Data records
******************************
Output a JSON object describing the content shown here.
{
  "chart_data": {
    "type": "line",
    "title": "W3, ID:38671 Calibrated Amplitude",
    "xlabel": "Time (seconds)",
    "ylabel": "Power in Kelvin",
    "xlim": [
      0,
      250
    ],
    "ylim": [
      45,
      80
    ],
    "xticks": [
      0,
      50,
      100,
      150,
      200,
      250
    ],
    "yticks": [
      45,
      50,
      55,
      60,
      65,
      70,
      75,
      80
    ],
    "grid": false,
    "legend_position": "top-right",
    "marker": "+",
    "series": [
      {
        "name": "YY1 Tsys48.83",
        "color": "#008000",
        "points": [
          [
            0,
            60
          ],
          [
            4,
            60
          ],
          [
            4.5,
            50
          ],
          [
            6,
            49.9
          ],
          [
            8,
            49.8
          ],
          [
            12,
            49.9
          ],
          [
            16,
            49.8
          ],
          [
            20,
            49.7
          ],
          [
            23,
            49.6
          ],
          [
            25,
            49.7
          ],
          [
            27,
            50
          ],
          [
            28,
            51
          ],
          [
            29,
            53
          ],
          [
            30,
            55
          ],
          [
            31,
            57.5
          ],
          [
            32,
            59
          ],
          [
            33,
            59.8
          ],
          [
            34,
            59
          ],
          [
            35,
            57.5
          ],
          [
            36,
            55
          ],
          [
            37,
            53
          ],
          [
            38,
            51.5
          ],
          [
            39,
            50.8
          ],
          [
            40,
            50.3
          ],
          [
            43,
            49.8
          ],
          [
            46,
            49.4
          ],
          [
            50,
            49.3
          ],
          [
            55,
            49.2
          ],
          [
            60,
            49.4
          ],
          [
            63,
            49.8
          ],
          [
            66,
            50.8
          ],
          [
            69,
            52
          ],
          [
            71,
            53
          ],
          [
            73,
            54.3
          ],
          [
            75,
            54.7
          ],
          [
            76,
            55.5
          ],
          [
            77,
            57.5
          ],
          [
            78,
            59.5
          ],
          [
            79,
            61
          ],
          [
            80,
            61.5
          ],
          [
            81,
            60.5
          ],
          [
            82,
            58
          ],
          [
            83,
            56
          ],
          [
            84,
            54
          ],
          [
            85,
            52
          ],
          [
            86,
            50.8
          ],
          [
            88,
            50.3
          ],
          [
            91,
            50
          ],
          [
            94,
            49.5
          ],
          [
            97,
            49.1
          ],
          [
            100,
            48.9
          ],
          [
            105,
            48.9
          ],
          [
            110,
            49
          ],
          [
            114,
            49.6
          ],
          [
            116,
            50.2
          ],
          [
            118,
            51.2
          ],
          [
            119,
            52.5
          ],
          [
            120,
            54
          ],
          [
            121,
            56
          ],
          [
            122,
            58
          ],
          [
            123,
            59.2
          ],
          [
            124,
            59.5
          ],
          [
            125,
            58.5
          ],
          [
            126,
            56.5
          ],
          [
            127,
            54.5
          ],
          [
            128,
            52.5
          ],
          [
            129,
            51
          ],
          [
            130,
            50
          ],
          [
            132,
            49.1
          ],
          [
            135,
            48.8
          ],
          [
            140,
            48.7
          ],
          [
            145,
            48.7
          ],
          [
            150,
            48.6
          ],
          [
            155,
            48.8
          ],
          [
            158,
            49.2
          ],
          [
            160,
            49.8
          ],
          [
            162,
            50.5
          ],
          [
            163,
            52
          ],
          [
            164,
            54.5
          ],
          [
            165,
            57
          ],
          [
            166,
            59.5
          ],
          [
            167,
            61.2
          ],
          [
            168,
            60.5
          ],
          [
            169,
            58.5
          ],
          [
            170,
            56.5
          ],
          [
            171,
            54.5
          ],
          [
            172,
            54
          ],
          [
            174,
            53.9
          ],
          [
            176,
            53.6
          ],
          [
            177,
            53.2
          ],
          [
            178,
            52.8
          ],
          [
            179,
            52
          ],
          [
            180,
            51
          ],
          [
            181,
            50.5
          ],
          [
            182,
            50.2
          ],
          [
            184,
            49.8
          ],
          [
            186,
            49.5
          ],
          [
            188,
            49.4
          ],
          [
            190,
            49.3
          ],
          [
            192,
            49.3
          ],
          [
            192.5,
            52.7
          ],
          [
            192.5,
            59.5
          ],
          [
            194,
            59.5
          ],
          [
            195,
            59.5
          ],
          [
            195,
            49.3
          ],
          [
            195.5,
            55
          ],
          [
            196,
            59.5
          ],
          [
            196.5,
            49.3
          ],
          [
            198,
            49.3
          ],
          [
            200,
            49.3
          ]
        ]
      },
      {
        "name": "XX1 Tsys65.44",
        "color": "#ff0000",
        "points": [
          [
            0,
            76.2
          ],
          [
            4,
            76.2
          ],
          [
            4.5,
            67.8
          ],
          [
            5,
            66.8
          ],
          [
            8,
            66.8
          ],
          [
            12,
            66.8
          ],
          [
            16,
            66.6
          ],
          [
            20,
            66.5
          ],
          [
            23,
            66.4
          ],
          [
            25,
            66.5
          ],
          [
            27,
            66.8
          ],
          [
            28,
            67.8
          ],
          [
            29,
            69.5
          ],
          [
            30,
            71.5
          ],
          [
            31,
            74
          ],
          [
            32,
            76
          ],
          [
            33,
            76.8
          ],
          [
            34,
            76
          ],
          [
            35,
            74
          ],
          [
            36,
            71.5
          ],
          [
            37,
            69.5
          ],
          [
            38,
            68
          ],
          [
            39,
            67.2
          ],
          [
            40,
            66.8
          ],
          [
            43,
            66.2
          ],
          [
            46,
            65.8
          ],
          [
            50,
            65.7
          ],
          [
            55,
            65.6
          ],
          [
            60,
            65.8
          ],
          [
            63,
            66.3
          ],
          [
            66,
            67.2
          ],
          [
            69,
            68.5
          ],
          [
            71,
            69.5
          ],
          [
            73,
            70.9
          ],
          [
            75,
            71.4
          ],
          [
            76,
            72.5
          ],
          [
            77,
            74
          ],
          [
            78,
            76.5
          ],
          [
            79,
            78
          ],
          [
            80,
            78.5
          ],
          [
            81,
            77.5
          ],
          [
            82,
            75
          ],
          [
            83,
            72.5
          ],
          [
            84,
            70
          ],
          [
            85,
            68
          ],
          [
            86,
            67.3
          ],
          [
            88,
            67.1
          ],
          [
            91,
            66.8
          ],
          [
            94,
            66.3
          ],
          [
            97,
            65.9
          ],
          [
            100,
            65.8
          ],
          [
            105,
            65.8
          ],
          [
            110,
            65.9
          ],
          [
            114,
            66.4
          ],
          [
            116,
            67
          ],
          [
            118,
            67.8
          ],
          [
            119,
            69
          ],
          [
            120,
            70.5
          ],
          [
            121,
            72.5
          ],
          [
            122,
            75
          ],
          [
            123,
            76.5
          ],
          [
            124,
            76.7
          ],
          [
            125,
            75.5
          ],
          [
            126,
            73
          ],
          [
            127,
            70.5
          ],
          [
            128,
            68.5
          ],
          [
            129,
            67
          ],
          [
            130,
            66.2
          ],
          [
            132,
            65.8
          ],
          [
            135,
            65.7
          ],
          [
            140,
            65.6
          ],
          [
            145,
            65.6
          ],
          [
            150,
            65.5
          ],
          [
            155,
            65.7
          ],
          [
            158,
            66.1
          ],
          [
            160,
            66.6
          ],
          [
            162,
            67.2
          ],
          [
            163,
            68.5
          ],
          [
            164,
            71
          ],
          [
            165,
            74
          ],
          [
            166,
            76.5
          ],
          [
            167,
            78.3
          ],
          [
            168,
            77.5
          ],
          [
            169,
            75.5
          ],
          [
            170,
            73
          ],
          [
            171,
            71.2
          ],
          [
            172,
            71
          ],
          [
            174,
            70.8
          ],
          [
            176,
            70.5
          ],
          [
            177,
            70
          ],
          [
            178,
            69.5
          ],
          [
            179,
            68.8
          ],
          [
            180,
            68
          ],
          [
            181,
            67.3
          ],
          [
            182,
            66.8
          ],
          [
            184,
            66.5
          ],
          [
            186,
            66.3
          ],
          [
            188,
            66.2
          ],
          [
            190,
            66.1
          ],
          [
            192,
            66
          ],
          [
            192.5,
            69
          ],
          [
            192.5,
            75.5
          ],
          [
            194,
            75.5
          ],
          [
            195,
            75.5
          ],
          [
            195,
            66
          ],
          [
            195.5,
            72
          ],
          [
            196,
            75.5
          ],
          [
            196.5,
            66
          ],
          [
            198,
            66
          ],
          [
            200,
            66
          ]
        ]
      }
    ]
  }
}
******************************
**Stated task:**
Count the lines of the listing above that include the word "name" and state the total with nothing else.

**Task output:**
2